* Given data:
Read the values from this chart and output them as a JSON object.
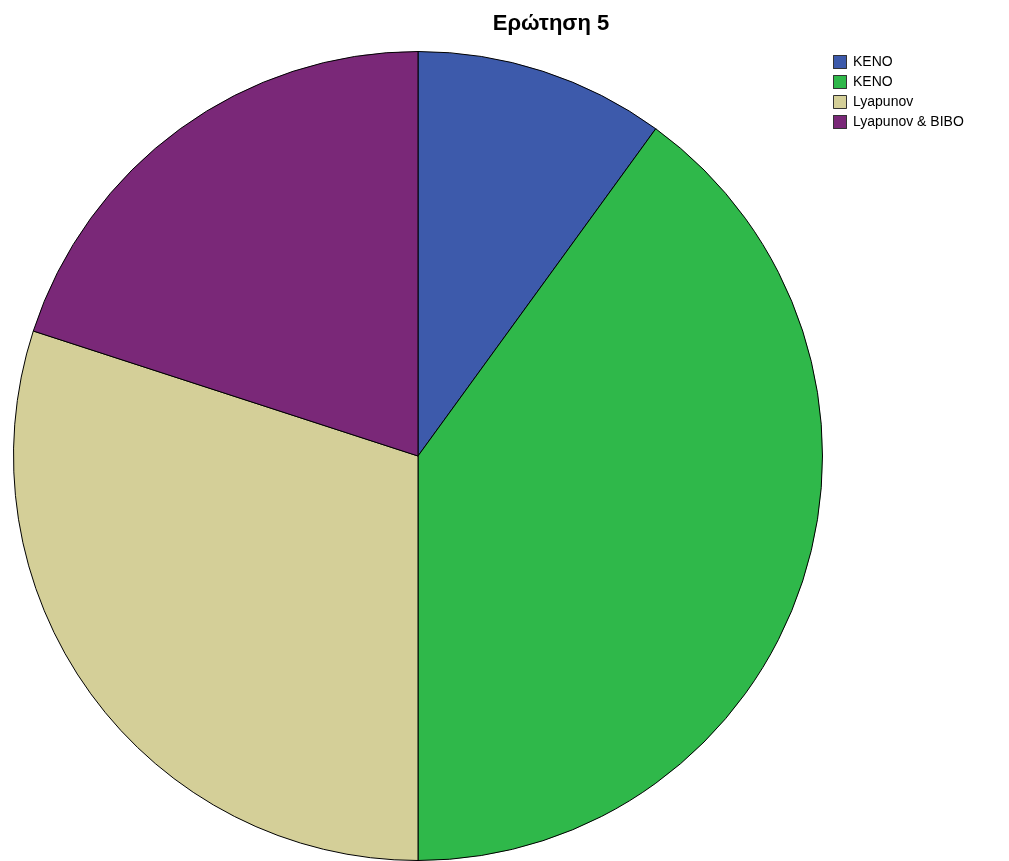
{
  "chart_data": {
    "type": "pie",
    "title": "Ερώτηση 5",
    "categories": [
      "ΚΕΝΟ",
      "ΚΕΝΟ",
      "Lyapunov",
      "Lyapunov & BIBO"
    ],
    "values": [
      10,
      40,
      30,
      20
    ],
    "colors": [
      "#3d5aab",
      "#2fb84a",
      "#d4cf98",
      "#7a2878"
    ],
    "legend": "top right"
  }
}
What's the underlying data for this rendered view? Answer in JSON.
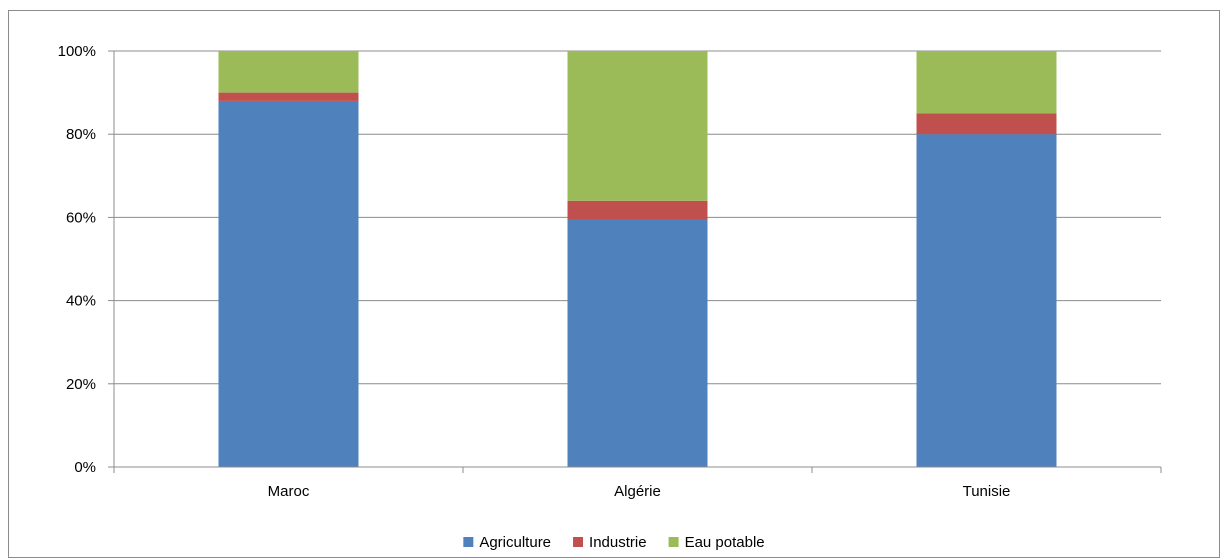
{
  "chart_data": {
    "type": "bar",
    "stacked": true,
    "percent": true,
    "categories": [
      "Maroc",
      "Algérie",
      "Tunisie"
    ],
    "series": [
      {
        "name": "Agriculture",
        "color": "#4f81bd",
        "values": [
          88,
          59.5,
          80
        ]
      },
      {
        "name": "Industrie",
        "color": "#c0504d",
        "values": [
          2,
          4.5,
          5
        ]
      },
      {
        "name": "Eau potable",
        "color": "#9bbb59",
        "values": [
          10,
          36,
          15
        ]
      }
    ],
    "y_ticks": [
      "0%",
      "20%",
      "40%",
      "60%",
      "80%",
      "100%"
    ],
    "ylim": [
      0,
      100
    ],
    "grid": true,
    "legend_position": "bottom"
  }
}
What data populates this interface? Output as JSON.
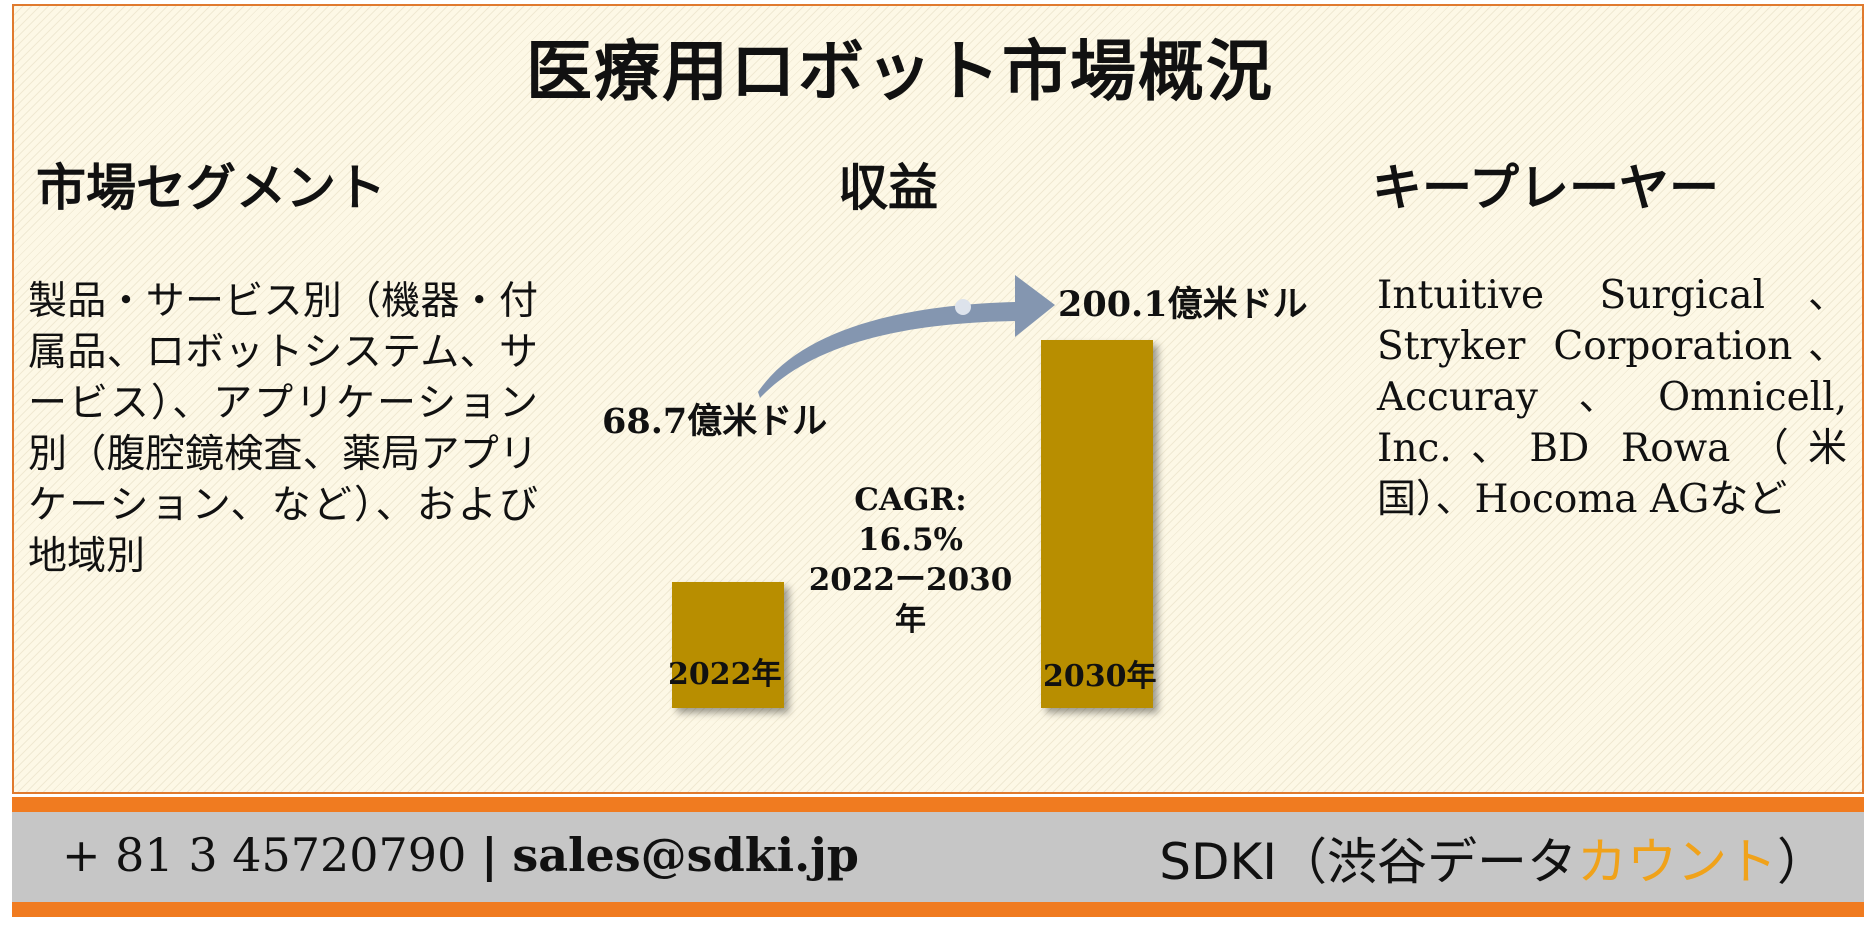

* Aim of the exercise:
Transcribe all the lines above exactly, apart from the pictures.

* Exercise solution:
Read the values from this chart and output them as a JSON object.
{
  "chart_data": {
    "type": "pie",
    "title": "Ερώτηση 5",
    "categories": [
      "ΚΕΝΟ",
      "ΚΕΝΟ",
      "Lyapunov",
      "Lyapunov & BIBO"
    ],
    "values": [
      10,
      40,
      30,
      20
    ],
    "colors": [
      "#3d5aab",
      "#2fb84a",
      "#d4cf98",
      "#7a2878"
    ],
    "legend": "top right"
  }
}
What's the underlying data for this rendered view? Answer in JSON.
{
  "chart_data": {
    "type": "bar",
    "stacked": true,
    "percent": true,
    "categories": [
      "Maroc",
      "Algérie",
      "Tunisie"
    ],
    "series": [
      {
        "name": "Agriculture",
        "color": "#4f81bd",
        "values": [
          88,
          59.5,
          80
        ]
      },
      {
        "name": "Industrie",
        "color": "#c0504d",
        "values": [
          2,
          4.5,
          5
        ]
      },
      {
        "name": "Eau potable",
        "color": "#9bbb59",
        "values": [
          10,
          36,
          15
        ]
      }
    ],
    "y_ticks": [
      "0%",
      "20%",
      "40%",
      "60%",
      "80%",
      "100%"
    ],
    "ylim": [
      0,
      100
    ],
    "grid": true,
    "legend_position": "bottom"
  }
}
What data populates this interface? Output as JSON.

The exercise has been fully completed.